DIRECTION:
Write out the entries below once more, exactly.

-- START OF MATERIAL SUPPLIED --

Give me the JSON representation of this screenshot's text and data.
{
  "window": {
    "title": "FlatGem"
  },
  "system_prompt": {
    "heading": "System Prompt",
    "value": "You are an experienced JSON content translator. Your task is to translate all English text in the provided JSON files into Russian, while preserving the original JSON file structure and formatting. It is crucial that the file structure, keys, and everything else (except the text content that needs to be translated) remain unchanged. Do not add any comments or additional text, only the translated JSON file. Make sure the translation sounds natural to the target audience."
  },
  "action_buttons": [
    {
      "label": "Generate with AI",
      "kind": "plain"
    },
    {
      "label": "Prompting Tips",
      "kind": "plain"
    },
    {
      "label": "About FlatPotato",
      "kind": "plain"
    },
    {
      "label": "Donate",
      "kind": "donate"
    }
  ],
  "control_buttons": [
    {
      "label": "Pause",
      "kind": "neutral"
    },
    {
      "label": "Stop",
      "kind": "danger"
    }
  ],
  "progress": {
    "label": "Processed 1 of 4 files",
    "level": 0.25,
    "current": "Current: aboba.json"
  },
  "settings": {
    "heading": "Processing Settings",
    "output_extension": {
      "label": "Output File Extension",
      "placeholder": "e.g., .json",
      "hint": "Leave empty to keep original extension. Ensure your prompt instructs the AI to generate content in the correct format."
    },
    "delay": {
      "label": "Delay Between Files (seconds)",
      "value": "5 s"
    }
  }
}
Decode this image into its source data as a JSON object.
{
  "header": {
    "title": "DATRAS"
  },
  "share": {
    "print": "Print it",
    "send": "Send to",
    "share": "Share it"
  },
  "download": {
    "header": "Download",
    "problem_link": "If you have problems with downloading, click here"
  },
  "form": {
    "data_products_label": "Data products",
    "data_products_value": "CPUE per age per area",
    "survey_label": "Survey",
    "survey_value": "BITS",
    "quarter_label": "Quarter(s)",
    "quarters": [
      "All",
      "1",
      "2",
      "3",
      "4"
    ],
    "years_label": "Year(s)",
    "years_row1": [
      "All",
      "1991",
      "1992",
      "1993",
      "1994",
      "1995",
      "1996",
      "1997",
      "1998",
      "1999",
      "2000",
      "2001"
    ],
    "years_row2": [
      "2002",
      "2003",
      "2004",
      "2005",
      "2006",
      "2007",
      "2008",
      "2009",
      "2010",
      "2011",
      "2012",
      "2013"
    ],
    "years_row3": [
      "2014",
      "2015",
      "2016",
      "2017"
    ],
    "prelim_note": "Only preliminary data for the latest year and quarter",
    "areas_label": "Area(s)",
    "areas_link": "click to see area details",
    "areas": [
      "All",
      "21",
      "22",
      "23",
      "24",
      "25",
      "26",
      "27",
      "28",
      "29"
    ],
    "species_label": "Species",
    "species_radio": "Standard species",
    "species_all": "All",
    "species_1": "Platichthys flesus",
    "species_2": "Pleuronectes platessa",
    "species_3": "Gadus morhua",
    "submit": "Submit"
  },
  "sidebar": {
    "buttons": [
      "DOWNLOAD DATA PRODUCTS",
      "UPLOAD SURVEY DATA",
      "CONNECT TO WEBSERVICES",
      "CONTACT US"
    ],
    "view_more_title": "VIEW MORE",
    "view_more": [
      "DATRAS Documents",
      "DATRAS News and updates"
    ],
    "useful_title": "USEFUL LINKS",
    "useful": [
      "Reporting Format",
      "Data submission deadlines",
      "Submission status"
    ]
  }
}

-- END OF MATERIAL SUPPLIED --

THE ANSWER:
Give me the JSON representation of this screenshot's text and data.
{
  "window": {
    "title": "FlatGem"
  },
  "system_prompt": {
    "heading": "System Prompt",
    "value": "You are an experienced JSON content translator. Your task is to translate all English text in the provided JSON files into Russian, while preserving the original JSON file structure and formatting. It is crucial that the file structure, keys, and everything else (except the text content that needs to be translated) remain unchanged. Do not add any comments or additional text, only the translated JSON file. Make sure the translation sounds natural to the target audience."
  },
  "action_buttons": [
    {
      "label": "Generate with AI",
      "kind": "plain"
    },
    {
      "label": "Prompting Tips",
      "kind": "plain"
    },
    {
      "label": "About FlatPotato",
      "kind": "plain"
    },
    {
      "label": "Donate",
      "kind": "donate"
    }
  ],
  "control_buttons": [
    {
      "label": "Pause",
      "kind": "neutral"
    },
    {
      "label": "Stop",
      "kind": "danger"
    }
  ],
  "progress": {
    "label": "Processed 1 of 4 files",
    "level": 0.25,
    "current": "Current: aboba.json"
  },
  "settings": {
    "heading": "Processing Settings",
    "output_extension": {
      "label": "Output File Extension",
      "placeholder": "e.g., .json",
      "hint": "Leave empty to keep original extension. Ensure your prompt instructs the AI to generate content in the correct format."
    },
    "delay": {
      "label": "Delay Between Files (seconds)",
      "value": "5 s"
    }
  }
}
Decode this image into its source data as a JSON object.
{
  "header": {
    "title": "DATRAS"
  },
  "share": {
    "print": "Print it",
    "send": "Send to",
    "share": "Share it"
  },
  "download": {
    "header": "Download",
    "problem_link": "If you have problems with downloading, click here"
  },
  "form": {
    "data_products_label": "Data products",
    "data_products_value": "CPUE per age per area",
    "survey_label": "Survey",
    "survey_value": "BITS",
    "quarter_label": "Quarter(s)",
    "quarters": [
      "All",
      "1",
      "2",
      "3",
      "4"
    ],
    "years_label": "Year(s)",
    "years_row1": [
      "All",
      "1991",
      "1992",
      "1993",
      "1994",
      "1995",
      "1996",
      "1997",
      "1998",
      "1999",
      "2000",
      "2001"
    ],
    "years_row2": [
      "2002",
      "2003",
      "2004",
      "2005",
      "2006",
      "2007",
      "2008",
      "2009",
      "2010",
      "2011",
      "2012",
      "2013"
    ],
    "years_row3": [
      "2014",
      "2015",
      "2016",
      "2017"
    ],
    "prelim_note": "Only preliminary data for the latest year and quarter",
    "areas_label": "Area(s)",
    "areas_link": "click to see area details",
    "areas": [
      "All",
      "21",
      "22",
      "23",
      "24",
      "25",
      "26",
      "27",
      "28",
      "29"
    ],
    "species_label": "Species",
    "species_radio": "Standard species",
    "species_all": "All",
    "species_1": "Platichthys flesus",
    "species_2": "Pleuronectes platessa",
    "species_3": "Gadus morhua",
    "submit": "Submit"
  },
  "sidebar": {
    "buttons": [
      "DOWNLOAD DATA PRODUCTS",
      "UPLOAD SURVEY DATA",
      "CONNECT TO WEBSERVICES",
      "CONTACT US"
    ],
    "view_more_title": "VIEW MORE",
    "view_more": [
      "DATRAS Documents",
      "DATRAS News and updates"
    ],
    "useful_title": "USEFUL LINKS",
    "useful": [
      "Reporting Format",
      "Data submission deadlines",
      "Submission status"
    ]
  }
}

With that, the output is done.